Instruction:
Print, exactly and with both ends included, the lines below that run from the one containing "Convert this screenshot" to the one containing "Read all visible content and emit it as JSON.". Pictures are omitted.

# # # # # # #

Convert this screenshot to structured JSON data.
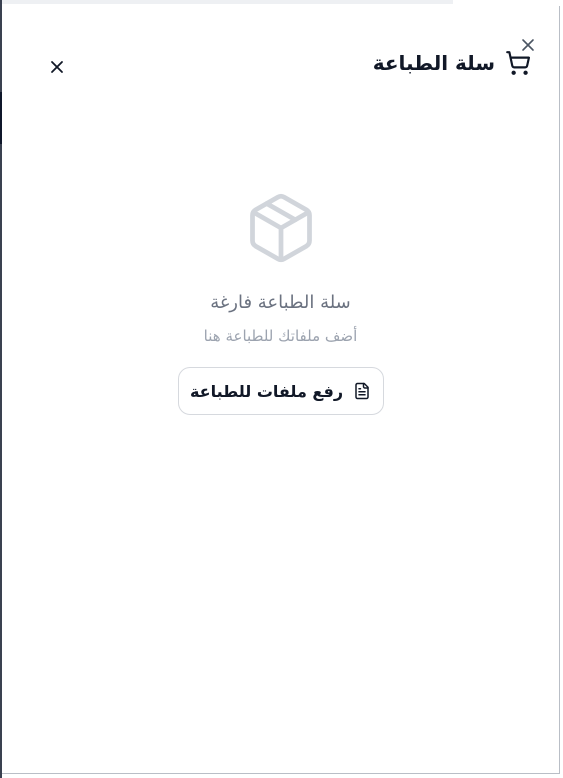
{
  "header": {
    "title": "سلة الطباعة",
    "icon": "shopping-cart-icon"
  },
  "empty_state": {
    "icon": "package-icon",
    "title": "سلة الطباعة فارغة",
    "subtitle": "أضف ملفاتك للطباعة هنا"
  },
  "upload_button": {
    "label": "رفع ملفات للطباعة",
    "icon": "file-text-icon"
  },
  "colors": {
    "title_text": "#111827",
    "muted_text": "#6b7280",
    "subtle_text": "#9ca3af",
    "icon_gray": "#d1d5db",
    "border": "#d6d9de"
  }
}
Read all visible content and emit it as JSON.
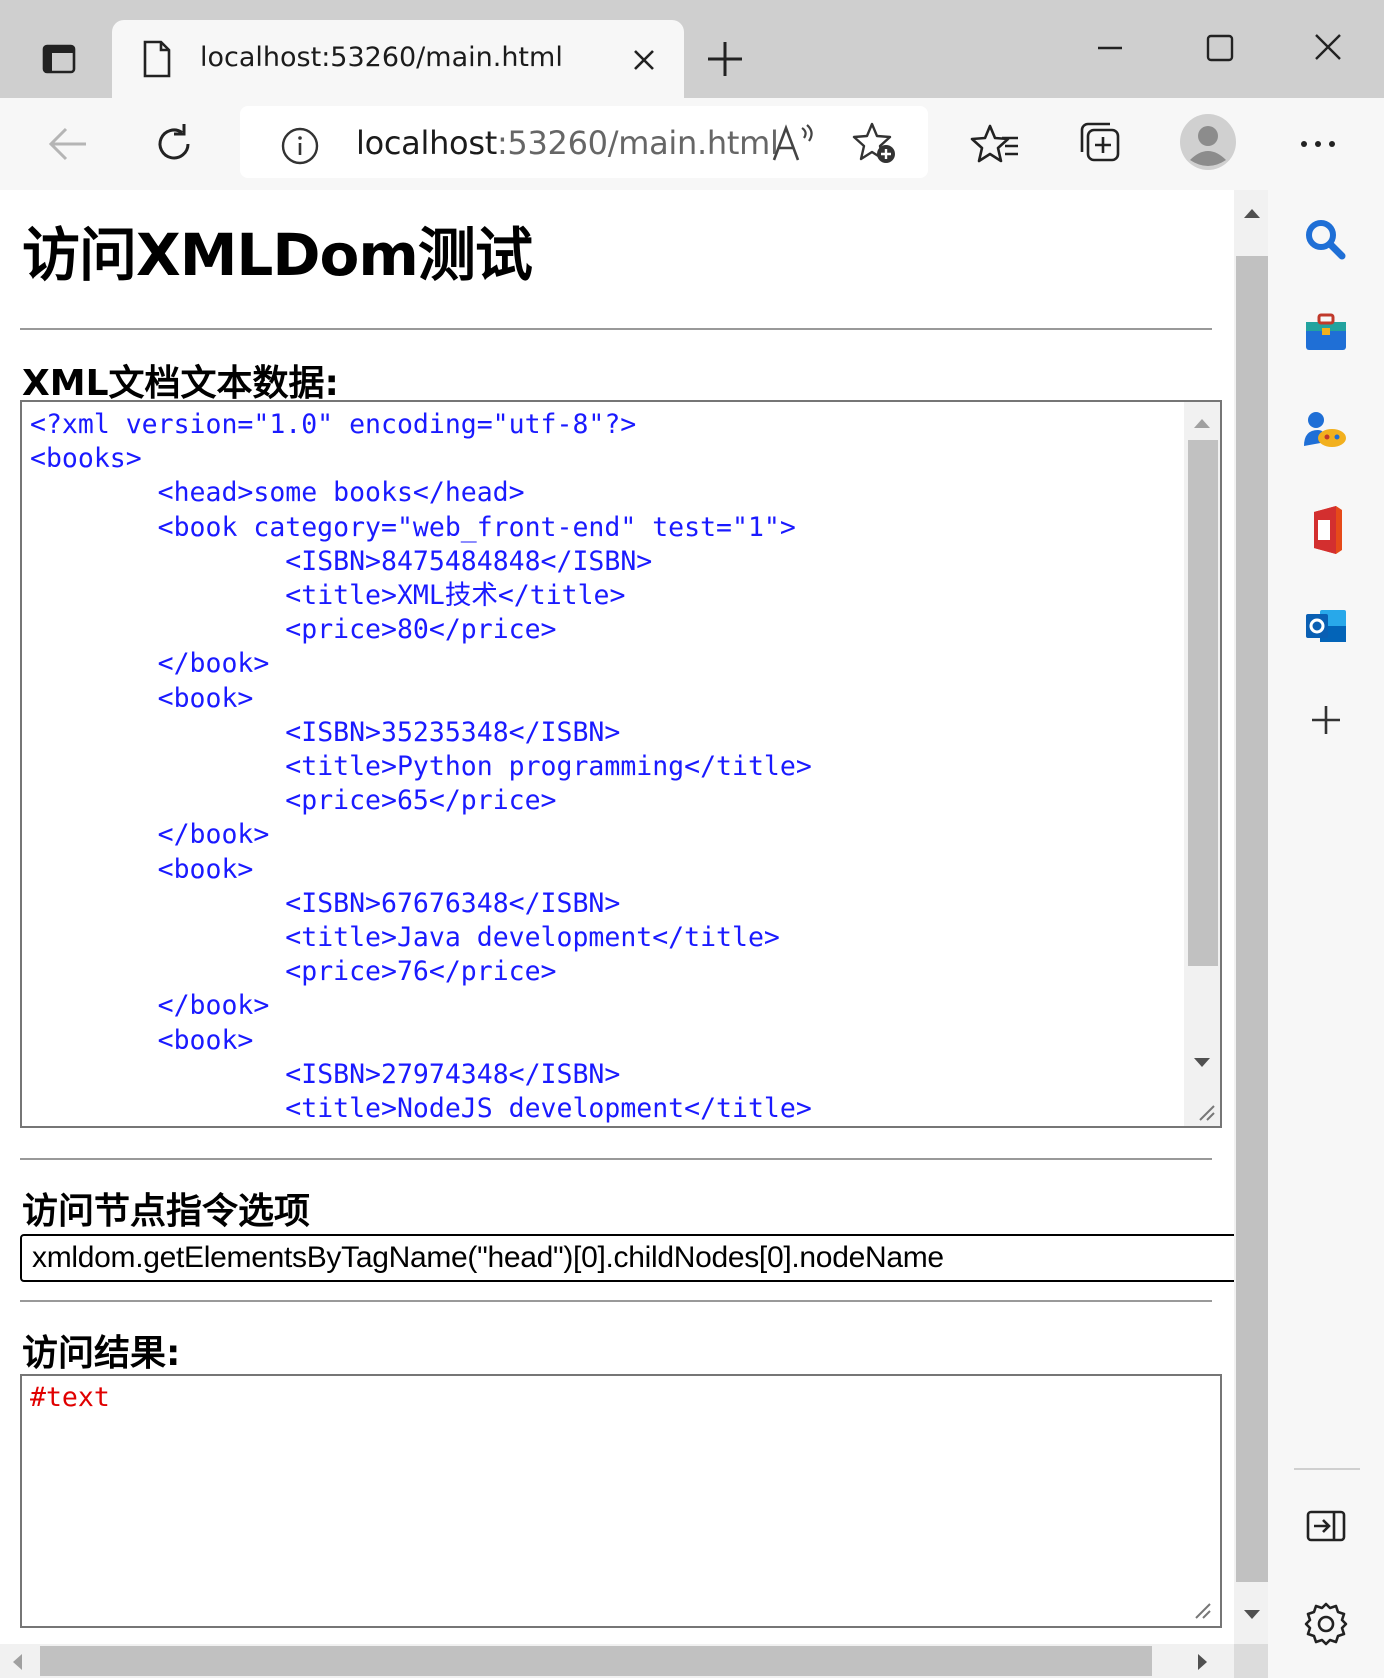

# # # # # # #

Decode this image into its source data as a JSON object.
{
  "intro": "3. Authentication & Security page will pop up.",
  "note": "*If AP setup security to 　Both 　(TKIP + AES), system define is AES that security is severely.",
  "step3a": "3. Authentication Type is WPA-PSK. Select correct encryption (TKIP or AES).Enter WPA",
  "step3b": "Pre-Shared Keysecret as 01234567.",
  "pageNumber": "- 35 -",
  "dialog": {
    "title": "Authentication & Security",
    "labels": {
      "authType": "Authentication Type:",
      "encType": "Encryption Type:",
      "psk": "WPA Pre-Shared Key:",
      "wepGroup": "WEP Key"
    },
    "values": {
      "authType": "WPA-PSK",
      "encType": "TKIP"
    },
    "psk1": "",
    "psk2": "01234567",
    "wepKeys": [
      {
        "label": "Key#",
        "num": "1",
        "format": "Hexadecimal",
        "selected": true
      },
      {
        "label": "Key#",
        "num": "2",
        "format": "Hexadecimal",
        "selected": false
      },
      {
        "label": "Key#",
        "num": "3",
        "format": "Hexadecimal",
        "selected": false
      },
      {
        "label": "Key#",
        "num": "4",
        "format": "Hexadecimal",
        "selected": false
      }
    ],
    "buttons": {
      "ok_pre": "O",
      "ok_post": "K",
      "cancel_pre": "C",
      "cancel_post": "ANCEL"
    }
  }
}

# # # # # # #

Right answer:
Convert this screenshot to structured JSON data.
{
  "header": {
    "title": "سلة الطباعة",
    "icon": "shopping-cart-icon"
  },
  "empty_state": {
    "icon": "package-icon",
    "title": "سلة الطباعة فارغة",
    "subtitle": "أضف ملفاتك للطباعة هنا"
  },
  "upload_button": {
    "label": "رفع ملفات للطباعة",
    "icon": "file-text-icon"
  },
  "colors": {
    "title_text": "#111827",
    "muted_text": "#6b7280",
    "subtle_text": "#9ca3af",
    "icon_gray": "#d1d5db",
    "border": "#d6d9de"
  }
}
Read all visible content and emit it as JSON.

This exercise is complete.